# START OF RECORD EXCERPTS

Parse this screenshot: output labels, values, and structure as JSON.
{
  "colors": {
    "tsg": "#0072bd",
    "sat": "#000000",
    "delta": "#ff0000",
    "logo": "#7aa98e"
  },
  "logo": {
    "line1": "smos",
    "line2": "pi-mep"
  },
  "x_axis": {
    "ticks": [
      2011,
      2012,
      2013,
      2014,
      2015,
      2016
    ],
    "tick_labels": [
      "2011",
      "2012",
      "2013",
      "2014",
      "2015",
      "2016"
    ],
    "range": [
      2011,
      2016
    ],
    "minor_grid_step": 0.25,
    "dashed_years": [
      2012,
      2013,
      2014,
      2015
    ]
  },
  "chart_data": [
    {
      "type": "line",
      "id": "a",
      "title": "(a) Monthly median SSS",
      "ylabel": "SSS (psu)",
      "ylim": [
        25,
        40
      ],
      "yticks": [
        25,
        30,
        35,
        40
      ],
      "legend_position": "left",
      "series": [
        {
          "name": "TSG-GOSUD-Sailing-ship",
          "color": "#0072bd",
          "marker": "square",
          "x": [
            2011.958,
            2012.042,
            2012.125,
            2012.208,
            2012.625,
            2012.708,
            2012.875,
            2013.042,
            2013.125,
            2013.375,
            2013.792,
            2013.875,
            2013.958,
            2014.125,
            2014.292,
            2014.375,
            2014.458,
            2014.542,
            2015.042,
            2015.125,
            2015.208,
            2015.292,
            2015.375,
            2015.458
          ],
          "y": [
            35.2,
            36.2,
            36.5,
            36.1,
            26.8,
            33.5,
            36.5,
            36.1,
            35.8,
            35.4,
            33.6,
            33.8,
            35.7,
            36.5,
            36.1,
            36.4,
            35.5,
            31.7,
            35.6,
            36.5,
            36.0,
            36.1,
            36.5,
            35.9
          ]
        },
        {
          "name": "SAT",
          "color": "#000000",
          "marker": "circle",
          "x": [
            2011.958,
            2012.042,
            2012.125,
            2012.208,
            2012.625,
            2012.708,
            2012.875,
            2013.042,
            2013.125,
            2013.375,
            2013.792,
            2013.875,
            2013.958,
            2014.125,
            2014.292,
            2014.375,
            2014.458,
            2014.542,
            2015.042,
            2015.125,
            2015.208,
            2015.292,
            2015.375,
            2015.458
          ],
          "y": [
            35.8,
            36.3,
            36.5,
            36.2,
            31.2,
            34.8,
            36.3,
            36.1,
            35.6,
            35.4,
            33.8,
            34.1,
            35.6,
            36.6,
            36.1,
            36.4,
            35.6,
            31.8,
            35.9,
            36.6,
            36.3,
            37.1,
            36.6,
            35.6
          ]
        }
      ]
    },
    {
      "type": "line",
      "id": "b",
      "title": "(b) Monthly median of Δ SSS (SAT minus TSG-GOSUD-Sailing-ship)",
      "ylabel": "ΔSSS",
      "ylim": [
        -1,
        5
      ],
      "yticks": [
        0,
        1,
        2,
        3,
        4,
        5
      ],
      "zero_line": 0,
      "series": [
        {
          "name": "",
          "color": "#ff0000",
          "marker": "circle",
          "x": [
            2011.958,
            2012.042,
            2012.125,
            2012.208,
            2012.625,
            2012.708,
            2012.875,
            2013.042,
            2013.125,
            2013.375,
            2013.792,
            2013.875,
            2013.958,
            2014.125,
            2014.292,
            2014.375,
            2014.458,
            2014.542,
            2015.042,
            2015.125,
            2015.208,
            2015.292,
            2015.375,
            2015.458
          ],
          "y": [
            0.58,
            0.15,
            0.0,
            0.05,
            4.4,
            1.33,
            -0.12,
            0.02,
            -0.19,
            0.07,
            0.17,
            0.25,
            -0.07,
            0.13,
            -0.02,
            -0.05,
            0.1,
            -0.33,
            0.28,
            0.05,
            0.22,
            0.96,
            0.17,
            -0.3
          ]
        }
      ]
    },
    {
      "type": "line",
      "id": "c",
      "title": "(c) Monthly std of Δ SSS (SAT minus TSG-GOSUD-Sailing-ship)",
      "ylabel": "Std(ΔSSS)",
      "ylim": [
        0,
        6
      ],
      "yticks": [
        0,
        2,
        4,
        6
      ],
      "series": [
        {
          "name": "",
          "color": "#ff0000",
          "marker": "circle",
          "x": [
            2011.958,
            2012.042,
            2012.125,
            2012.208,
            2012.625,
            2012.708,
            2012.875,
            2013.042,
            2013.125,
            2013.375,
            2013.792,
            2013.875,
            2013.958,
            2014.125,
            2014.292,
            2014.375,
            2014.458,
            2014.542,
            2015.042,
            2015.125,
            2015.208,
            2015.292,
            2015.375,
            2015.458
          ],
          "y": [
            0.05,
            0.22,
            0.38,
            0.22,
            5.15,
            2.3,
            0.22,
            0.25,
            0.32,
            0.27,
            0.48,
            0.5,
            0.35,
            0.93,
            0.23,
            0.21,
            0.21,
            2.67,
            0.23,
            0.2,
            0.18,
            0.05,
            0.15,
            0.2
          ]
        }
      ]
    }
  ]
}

# END OF RECORD EXCERPTS

DIRECTIVE
Using the entries above, state how many lines include the word "title", with no other words.

EXERCISE SOLUTION
3